begin RECORDS SHOWN

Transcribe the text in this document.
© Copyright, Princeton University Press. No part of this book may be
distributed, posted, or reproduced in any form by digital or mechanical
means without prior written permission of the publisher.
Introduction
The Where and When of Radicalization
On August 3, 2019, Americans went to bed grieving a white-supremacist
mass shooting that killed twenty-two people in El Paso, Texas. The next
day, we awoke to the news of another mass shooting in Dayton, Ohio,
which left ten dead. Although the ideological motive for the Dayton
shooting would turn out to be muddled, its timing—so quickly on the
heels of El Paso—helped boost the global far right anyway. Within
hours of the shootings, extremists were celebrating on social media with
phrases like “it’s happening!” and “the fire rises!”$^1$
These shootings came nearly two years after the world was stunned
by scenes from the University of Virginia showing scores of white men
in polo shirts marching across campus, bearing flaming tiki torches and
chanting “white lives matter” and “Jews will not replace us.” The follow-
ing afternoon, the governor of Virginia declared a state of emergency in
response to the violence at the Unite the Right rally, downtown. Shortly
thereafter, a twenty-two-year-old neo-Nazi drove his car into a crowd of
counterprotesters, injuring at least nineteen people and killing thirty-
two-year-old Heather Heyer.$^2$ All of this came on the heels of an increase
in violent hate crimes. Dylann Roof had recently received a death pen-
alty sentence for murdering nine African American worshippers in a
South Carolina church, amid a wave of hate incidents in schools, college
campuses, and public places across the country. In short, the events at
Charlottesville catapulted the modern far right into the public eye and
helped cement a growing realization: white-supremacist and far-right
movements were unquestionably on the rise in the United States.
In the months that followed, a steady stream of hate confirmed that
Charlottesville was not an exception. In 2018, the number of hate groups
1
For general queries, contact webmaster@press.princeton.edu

end RECORDS SHOWN
begin RECORDS SHOWN

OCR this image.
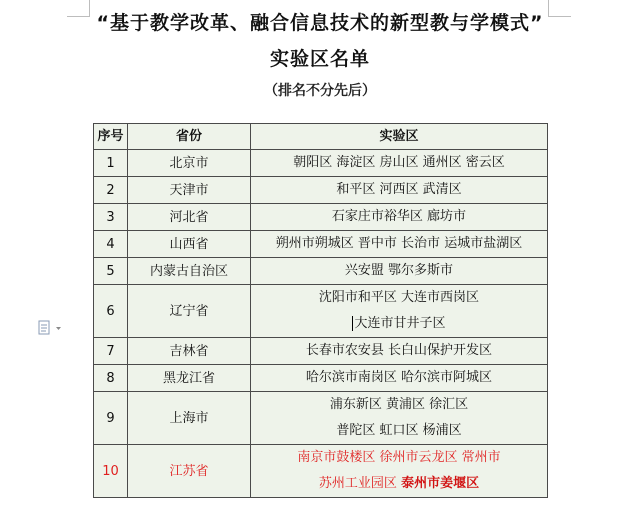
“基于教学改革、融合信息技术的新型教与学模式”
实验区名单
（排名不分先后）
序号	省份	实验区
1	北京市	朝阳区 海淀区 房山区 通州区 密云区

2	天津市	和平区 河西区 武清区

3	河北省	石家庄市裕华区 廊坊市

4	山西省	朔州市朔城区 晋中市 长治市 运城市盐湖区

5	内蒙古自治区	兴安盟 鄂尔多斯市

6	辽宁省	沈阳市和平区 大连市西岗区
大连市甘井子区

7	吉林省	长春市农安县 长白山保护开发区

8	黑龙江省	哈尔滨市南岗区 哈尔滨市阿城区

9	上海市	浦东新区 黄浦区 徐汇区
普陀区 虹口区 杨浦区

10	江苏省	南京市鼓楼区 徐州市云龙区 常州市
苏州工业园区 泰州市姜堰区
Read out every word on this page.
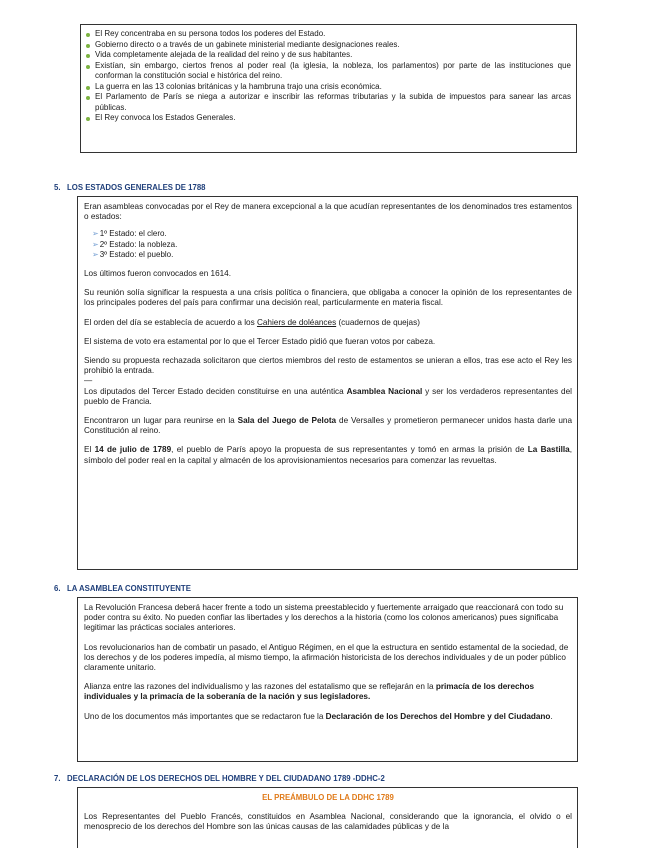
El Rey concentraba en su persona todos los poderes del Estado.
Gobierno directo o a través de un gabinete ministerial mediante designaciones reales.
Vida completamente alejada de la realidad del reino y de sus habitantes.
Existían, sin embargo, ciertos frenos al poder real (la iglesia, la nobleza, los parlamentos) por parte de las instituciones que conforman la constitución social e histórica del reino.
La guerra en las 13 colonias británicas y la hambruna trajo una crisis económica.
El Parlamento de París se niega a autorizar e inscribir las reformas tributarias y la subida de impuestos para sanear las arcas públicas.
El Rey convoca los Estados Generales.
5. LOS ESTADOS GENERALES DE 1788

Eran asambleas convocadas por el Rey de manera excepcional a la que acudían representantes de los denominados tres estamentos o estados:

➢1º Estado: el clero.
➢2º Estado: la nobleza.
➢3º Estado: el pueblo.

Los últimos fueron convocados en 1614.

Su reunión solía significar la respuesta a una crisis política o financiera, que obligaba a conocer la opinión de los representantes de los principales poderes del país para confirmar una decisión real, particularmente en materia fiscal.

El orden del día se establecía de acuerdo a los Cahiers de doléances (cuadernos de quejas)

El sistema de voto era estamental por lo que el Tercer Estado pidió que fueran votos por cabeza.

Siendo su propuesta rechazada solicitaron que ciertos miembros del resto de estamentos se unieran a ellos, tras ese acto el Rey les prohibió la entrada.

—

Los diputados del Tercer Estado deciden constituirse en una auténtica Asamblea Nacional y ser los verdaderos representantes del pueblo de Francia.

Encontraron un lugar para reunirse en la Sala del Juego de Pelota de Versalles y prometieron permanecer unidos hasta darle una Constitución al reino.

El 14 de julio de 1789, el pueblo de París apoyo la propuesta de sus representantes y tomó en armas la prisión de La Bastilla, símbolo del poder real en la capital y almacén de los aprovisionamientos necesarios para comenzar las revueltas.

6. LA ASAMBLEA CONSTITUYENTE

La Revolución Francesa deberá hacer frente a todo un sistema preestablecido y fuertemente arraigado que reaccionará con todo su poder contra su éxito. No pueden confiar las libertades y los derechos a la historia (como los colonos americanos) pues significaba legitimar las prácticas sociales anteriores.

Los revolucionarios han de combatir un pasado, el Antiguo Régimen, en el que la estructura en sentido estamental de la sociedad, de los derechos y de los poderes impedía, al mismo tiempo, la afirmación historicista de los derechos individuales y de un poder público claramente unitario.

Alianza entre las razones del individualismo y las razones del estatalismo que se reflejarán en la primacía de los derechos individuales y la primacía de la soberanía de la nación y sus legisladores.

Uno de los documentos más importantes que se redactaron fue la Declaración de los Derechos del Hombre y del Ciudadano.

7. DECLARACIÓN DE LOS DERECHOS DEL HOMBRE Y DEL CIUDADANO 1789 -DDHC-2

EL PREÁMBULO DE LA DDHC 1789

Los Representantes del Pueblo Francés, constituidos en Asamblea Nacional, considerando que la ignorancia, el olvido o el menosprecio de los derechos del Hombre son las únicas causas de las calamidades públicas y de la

end RECORDS SHOWN
begin RECORDS SHOWN

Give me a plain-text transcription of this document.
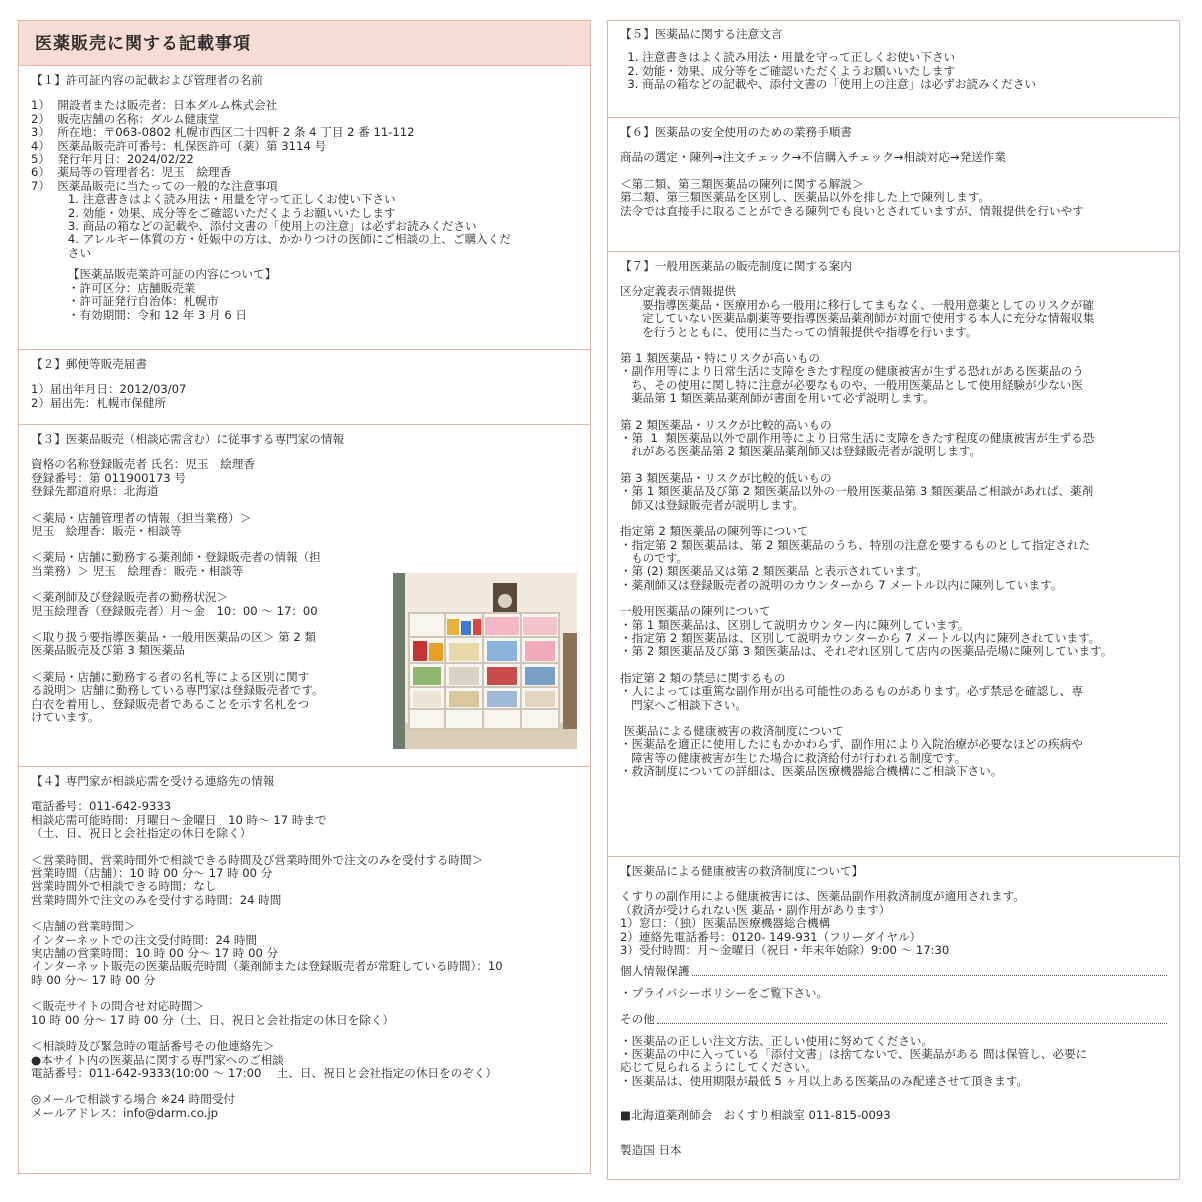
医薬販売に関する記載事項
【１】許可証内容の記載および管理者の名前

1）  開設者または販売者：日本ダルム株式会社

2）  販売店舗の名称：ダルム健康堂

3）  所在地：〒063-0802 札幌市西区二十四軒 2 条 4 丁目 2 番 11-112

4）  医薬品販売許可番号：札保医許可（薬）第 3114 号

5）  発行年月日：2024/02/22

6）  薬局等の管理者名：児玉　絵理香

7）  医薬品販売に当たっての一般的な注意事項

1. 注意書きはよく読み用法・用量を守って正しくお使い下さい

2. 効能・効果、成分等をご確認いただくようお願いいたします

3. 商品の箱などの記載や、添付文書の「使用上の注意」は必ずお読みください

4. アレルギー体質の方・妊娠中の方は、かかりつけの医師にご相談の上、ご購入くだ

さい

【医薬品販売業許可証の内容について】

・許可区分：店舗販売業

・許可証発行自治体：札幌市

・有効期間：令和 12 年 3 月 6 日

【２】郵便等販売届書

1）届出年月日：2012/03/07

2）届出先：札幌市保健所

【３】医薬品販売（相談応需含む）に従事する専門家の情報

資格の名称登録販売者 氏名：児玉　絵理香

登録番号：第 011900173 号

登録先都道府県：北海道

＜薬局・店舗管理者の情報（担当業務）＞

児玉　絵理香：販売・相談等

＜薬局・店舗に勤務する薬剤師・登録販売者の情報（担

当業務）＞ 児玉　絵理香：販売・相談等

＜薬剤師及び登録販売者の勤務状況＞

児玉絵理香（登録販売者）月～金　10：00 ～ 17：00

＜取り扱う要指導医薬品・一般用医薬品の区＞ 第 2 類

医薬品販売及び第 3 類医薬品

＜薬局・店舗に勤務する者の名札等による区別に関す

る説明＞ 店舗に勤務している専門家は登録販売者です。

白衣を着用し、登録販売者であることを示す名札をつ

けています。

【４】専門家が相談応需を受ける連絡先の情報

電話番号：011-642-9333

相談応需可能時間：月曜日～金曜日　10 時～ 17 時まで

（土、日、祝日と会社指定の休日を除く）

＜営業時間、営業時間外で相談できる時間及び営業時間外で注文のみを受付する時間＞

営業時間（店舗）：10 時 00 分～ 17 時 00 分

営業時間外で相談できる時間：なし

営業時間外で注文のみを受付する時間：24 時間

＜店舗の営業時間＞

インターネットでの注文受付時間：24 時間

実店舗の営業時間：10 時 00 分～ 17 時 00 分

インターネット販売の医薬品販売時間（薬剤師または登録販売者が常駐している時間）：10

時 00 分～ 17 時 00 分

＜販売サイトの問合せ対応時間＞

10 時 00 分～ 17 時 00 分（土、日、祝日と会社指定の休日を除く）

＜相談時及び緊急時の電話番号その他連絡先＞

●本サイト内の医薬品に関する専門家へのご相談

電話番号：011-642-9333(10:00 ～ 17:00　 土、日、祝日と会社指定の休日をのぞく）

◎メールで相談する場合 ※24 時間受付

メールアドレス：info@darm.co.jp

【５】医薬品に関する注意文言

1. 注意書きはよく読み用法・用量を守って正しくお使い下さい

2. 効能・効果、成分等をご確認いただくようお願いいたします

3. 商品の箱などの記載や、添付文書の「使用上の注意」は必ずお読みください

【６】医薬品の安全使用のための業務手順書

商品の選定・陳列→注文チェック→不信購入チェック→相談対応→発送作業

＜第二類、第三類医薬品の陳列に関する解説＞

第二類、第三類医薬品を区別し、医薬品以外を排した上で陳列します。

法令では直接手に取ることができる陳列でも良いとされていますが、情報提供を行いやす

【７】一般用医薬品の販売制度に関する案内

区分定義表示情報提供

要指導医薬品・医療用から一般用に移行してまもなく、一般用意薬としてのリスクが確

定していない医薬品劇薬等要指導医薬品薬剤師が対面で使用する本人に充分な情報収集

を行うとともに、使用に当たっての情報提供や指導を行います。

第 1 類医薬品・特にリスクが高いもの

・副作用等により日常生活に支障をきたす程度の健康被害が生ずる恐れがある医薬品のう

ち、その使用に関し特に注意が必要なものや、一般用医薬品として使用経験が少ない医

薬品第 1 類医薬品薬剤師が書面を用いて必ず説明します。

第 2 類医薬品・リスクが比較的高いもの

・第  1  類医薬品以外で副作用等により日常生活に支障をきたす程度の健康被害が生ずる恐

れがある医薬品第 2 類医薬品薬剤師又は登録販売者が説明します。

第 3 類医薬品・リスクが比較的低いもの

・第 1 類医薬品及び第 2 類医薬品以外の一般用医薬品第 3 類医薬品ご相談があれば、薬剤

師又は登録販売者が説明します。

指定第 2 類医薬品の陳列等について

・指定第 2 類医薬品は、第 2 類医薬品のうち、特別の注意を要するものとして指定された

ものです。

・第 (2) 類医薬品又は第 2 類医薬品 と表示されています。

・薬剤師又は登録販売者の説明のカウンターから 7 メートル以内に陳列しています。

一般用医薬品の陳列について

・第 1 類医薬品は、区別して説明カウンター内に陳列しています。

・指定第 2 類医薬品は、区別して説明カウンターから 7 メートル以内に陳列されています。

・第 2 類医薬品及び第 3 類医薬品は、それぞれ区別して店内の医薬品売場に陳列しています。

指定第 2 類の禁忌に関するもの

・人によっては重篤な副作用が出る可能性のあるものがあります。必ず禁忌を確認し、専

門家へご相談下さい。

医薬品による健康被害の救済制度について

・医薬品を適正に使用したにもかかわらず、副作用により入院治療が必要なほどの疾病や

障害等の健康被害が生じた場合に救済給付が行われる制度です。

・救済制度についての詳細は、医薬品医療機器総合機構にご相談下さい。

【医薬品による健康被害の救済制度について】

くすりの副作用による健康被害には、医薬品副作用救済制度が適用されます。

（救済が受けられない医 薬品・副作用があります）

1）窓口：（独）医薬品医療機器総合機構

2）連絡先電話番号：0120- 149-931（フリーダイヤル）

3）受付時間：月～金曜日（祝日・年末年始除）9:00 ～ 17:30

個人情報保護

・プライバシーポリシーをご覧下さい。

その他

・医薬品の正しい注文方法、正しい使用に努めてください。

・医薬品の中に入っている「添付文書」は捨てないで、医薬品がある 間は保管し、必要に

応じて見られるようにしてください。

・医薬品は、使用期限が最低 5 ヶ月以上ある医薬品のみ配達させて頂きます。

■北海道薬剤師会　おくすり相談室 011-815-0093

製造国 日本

end RECORDS SHOWN

**PROBLEM TO SOLVE:**
Look through the entries above and report each line where the string "text" occurs.

**EXPECTED ANSWER:**
Transcribe the text in this document.
Give me a plain-text transcription of this document.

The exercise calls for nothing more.